• **Objective**
Extract all lines that hold the string "постоянной".

--- START OF Exercise input ---

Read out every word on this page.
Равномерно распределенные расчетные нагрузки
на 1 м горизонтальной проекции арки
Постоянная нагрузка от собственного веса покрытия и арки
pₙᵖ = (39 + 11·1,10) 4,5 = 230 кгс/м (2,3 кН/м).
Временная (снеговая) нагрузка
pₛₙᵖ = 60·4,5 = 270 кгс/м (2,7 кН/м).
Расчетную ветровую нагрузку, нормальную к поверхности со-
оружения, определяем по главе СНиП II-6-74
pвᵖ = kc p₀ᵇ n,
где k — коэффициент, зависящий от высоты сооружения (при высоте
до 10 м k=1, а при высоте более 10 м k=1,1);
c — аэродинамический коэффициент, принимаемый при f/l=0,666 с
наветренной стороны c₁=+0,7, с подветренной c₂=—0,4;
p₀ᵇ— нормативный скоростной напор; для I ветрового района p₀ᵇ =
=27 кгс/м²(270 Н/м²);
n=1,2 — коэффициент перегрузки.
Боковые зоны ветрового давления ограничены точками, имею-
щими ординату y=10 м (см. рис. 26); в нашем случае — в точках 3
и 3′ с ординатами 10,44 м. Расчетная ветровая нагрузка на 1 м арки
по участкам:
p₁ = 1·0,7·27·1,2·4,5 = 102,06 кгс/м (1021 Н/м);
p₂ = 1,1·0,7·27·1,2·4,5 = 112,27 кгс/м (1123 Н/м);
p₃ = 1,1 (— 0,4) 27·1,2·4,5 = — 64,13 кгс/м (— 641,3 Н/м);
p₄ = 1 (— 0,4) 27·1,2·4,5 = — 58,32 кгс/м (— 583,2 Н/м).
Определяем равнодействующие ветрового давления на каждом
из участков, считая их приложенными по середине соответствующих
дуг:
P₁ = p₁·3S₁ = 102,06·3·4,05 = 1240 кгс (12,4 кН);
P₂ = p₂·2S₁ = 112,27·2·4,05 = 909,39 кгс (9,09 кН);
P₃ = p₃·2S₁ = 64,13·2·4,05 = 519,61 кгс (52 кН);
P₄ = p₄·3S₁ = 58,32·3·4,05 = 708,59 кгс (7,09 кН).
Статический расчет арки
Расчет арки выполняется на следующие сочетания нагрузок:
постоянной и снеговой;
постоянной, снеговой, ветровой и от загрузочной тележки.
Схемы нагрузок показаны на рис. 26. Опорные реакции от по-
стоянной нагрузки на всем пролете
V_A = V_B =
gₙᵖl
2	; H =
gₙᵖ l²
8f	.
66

--- END OF Exercise input ---

• **Output**
постоянной и снеговой;
постоянной, снеговой, ветровой и от загрузочной тележки.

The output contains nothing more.